## SUPPLIED MATERIAL
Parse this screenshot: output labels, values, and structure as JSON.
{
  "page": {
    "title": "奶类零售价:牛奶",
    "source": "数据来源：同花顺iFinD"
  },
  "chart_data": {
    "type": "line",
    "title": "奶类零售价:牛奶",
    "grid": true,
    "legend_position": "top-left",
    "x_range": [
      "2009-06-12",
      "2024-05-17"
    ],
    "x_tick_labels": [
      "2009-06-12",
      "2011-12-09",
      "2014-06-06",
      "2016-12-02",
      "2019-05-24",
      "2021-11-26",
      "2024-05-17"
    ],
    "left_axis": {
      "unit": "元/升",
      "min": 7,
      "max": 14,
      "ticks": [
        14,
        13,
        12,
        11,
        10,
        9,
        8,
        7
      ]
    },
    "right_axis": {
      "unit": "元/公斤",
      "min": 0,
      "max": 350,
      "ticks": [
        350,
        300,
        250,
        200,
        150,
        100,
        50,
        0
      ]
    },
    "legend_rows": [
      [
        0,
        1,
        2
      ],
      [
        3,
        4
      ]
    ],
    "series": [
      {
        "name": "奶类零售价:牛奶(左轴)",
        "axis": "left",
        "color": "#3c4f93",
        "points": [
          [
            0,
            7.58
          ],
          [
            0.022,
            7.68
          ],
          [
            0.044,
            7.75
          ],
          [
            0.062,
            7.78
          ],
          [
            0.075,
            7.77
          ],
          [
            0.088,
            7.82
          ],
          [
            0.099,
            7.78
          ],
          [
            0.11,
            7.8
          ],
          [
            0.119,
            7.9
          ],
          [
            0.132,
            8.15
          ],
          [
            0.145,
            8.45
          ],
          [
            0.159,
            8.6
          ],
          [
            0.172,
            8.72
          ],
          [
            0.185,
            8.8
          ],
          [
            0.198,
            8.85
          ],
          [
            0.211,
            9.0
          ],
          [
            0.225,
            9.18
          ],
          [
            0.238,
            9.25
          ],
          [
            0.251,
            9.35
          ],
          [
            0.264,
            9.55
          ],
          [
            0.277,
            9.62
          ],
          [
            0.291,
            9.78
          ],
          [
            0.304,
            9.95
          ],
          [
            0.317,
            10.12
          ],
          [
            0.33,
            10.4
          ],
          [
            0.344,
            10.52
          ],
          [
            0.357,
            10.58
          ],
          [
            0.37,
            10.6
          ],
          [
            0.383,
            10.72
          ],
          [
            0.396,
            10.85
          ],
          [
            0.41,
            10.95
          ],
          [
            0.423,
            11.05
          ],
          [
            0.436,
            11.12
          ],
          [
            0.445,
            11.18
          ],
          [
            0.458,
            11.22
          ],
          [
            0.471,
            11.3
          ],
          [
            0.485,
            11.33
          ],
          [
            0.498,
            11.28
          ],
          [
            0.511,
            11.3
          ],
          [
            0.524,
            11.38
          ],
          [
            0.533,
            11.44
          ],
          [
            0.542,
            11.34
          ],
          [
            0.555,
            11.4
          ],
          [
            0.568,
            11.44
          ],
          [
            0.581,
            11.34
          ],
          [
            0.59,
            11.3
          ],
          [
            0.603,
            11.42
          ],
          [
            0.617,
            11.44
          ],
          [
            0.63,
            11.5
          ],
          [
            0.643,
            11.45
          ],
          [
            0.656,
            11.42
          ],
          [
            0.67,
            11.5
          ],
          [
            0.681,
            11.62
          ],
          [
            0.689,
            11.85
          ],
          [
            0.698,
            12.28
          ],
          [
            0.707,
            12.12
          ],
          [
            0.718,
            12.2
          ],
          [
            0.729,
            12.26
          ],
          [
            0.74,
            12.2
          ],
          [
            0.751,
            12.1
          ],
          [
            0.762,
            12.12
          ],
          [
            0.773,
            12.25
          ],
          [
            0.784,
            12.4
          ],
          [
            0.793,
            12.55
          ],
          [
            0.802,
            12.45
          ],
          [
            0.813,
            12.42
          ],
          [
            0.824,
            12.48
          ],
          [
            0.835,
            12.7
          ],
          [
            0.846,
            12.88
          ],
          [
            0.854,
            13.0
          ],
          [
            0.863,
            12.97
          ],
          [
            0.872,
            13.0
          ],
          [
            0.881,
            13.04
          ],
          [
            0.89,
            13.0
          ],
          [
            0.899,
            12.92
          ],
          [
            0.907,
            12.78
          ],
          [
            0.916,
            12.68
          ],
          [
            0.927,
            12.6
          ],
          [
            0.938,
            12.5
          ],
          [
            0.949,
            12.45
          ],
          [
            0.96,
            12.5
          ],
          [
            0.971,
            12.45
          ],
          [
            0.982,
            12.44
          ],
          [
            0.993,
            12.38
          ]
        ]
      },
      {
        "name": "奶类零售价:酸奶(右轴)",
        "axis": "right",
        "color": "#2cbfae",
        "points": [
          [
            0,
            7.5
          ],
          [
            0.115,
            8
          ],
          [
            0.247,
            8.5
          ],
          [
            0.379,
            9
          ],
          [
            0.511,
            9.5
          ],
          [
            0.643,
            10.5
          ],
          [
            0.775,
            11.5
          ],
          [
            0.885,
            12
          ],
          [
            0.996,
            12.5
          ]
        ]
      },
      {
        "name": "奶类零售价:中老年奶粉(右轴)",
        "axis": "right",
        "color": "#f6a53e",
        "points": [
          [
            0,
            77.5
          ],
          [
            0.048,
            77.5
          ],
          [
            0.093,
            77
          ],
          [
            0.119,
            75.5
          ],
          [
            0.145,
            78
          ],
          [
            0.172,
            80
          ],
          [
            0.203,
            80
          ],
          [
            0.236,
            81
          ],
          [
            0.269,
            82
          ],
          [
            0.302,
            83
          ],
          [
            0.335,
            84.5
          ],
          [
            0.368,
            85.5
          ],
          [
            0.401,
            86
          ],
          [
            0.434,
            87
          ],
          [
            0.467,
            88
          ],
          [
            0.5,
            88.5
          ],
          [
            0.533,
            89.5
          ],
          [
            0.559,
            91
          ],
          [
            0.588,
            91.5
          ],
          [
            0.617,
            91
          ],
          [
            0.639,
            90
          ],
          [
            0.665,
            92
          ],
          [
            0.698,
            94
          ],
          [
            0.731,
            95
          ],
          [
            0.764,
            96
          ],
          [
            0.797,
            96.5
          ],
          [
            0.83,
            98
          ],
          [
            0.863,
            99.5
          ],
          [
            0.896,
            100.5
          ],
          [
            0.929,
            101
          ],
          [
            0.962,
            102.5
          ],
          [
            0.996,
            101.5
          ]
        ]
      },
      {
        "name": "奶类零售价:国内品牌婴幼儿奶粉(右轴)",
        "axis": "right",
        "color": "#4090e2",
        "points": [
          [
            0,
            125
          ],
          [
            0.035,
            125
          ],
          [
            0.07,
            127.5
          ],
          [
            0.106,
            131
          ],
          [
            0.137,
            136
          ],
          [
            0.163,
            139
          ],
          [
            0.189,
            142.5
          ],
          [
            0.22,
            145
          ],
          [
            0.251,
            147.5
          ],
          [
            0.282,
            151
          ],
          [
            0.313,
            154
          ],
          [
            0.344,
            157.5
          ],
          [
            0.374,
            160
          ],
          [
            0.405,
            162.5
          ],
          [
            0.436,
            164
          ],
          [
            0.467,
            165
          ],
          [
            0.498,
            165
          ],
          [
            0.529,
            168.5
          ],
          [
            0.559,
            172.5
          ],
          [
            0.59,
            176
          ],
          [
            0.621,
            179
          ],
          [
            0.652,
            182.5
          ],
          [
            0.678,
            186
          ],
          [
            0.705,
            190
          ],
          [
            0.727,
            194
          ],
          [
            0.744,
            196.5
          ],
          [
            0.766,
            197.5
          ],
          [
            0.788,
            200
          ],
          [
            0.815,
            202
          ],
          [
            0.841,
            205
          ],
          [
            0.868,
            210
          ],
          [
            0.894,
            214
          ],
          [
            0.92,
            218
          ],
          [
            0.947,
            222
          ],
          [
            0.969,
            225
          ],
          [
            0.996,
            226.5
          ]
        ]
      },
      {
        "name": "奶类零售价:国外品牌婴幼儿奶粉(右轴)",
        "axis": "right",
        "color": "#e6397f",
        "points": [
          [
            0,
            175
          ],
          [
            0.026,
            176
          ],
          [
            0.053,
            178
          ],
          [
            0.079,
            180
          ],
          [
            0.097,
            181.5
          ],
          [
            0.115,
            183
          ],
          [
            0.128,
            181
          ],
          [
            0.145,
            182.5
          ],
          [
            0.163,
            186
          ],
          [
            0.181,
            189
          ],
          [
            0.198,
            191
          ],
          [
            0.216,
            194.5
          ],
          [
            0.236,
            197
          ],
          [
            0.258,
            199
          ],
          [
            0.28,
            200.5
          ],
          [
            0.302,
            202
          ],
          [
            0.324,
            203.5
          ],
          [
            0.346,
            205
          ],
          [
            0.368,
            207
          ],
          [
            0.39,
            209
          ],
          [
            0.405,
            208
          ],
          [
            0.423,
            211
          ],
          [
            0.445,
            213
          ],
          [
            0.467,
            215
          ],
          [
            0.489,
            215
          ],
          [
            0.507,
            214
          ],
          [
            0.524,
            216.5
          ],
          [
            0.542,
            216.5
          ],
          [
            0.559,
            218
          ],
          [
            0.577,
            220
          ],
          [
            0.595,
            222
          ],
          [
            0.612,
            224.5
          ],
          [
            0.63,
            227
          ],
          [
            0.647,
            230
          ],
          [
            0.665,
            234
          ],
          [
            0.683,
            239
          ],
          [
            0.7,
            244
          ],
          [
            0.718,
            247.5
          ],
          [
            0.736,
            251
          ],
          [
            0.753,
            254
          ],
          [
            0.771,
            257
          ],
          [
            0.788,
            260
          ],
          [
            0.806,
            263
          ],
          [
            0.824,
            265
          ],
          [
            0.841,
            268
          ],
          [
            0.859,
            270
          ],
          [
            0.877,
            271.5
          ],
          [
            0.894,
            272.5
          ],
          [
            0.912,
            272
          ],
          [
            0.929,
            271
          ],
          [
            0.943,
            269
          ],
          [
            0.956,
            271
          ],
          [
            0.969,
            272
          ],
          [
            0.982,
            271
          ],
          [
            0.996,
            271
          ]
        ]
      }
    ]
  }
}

## TASK STATEMENT
Using the material above, gather every line that includes "奶类零售价".

## FULL SOLUTION
    "title": "奶类零售价:牛奶",
    "title": "奶类零售价:牛奶",
        "name": "奶类零售价:牛奶(左轴)",
        "name": "奶类零售价:酸奶(右轴)",
        "name": "奶类零售价:中老年奶粉(右轴)",
        "name": "奶类零售价:国内品牌婴幼儿奶粉(右轴)",
        "name": "奶类零售价:国外品牌婴幼儿奶粉(右轴)",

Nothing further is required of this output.